Records about charts and figures

===

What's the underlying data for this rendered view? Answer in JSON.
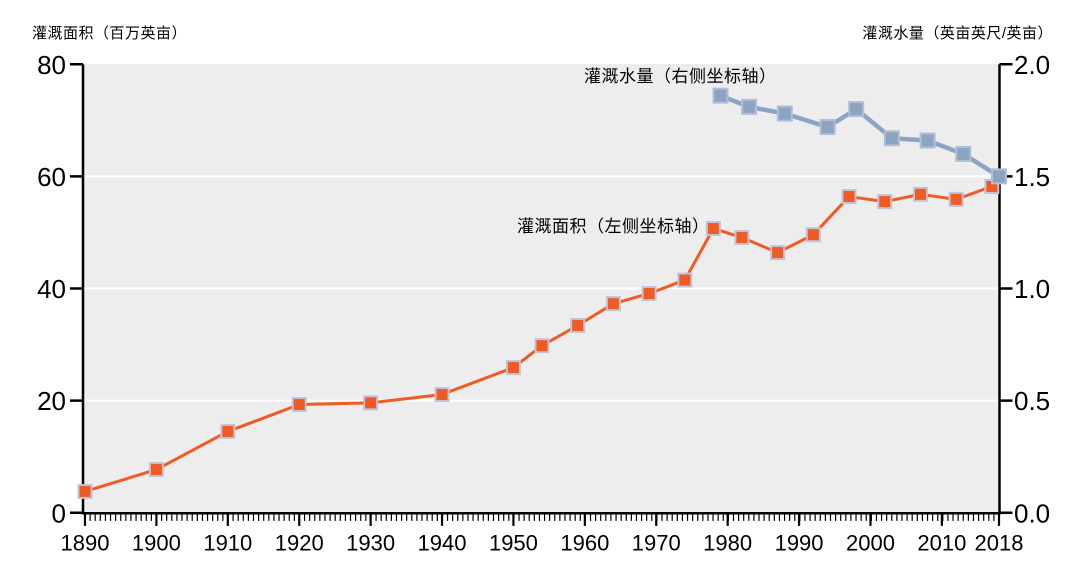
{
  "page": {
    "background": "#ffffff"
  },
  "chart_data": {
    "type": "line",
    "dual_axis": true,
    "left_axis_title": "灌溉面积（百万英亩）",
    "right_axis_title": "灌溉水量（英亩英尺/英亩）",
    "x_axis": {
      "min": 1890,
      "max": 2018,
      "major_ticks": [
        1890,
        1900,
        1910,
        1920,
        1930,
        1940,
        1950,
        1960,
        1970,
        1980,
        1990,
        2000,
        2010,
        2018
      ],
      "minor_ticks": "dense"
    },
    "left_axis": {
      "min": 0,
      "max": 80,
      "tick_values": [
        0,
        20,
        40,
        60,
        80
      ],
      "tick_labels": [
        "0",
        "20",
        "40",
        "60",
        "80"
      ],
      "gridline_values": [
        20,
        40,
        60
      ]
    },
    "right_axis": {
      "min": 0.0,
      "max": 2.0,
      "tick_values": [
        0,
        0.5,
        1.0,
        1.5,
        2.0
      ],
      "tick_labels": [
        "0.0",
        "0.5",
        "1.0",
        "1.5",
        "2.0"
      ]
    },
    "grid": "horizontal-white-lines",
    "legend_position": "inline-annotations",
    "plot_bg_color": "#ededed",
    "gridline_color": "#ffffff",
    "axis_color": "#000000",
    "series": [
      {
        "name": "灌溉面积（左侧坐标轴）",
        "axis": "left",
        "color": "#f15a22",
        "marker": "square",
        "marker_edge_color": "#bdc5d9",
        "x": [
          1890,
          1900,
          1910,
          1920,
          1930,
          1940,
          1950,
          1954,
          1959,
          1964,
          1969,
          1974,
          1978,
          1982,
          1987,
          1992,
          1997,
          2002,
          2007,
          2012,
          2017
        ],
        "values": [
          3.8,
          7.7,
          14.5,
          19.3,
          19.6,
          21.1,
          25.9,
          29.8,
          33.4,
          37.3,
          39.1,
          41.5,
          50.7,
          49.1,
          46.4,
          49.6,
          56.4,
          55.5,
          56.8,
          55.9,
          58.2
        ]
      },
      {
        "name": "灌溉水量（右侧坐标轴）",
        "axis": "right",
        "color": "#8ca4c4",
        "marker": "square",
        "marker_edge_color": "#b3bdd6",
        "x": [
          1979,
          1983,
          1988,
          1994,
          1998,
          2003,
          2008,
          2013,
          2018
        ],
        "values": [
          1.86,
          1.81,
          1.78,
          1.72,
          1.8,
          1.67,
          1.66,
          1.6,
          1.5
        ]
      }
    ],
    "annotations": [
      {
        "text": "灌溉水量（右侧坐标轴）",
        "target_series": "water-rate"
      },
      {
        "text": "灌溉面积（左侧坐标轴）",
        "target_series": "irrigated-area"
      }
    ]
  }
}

===

__PROMPT__.
Pictures in the records must not appear in the copy; transcribe everything else precisely.

__TASK SOLUTION__.
What's the underlying data for this rendered view? Answer in JSON.
{
  "page": {
    "background": "#ffffff"
  },
  "chart_data": {
    "type": "line",
    "dual_axis": true,
    "left_axis_title": "灌溉面积（百万英亩）",
    "right_axis_title": "灌溉水量（英亩英尺/英亩）",
    "x_axis": {
      "min": 1890,
      "max": 2018,
      "major_ticks": [
        1890,
        1900,
        1910,
        1920,
        1930,
        1940,
        1950,
        1960,
        1970,
        1980,
        1990,
        2000,
        2010,
        2018
      ],
      "minor_ticks": "dense"
    },
    "left_axis": {
      "min": 0,
      "max": 80,
      "tick_values": [
        0,
        20,
        40,
        60,
        80
      ],
      "tick_labels": [
        "0",
        "20",
        "40",
        "60",
        "80"
      ],
      "gridline_values": [
        20,
        40,
        60
      ]
    },
    "right_axis": {
      "min": 0.0,
      "max": 2.0,
      "tick_values": [
        0,
        0.5,
        1.0,
        1.5,
        2.0
      ],
      "tick_labels": [
        "0.0",
        "0.5",
        "1.0",
        "1.5",
        "2.0"
      ]
    },
    "grid": "horizontal-white-lines",
    "legend_position": "inline-annotations",
    "plot_bg_color": "#ededed",
    "gridline_color": "#ffffff",
    "axis_color": "#000000",
    "series": [
      {
        "name": "灌溉面积（左侧坐标轴）",
        "axis": "left",
        "color": "#f15a22",
        "marker": "square",
        "marker_edge_color": "#bdc5d9",
        "x": [
          1890,
          1900,
          1910,
          1920,
          1930,
          1940,
          1950,
          1954,
          1959,
          1964,
          1969,
          1974,
          1978,
          1982,
          1987,
          1992,
          1997,
          2002,
          2007,
          2012,
          2017
        ],
        "values": [
          3.8,
          7.7,
          14.5,
          19.3,
          19.6,
          21.1,
          25.9,
          29.8,
          33.4,
          37.3,
          39.1,
          41.5,
          50.7,
          49.1,
          46.4,
          49.6,
          56.4,
          55.5,
          56.8,
          55.9,
          58.2
        ]
      },
      {
        "name": "灌溉水量（右侧坐标轴）",
        "axis": "right",
        "color": "#8ca4c4",
        "marker": "square",
        "marker_edge_color": "#b3bdd6",
        "x": [
          1979,
          1983,
          1988,
          1994,
          1998,
          2003,
          2008,
          2013,
          2018
        ],
        "values": [
          1.86,
          1.81,
          1.78,
          1.72,
          1.8,
          1.67,
          1.66,
          1.6,
          1.5
        ]
      }
    ],
    "annotations": [
      {
        "text": "灌溉水量（右侧坐标轴）",
        "target_series": "water-rate"
      },
      {
        "text": "灌溉面积（左侧坐标轴）",
        "target_series": "irrigated-area"
      }
    ]
  }
}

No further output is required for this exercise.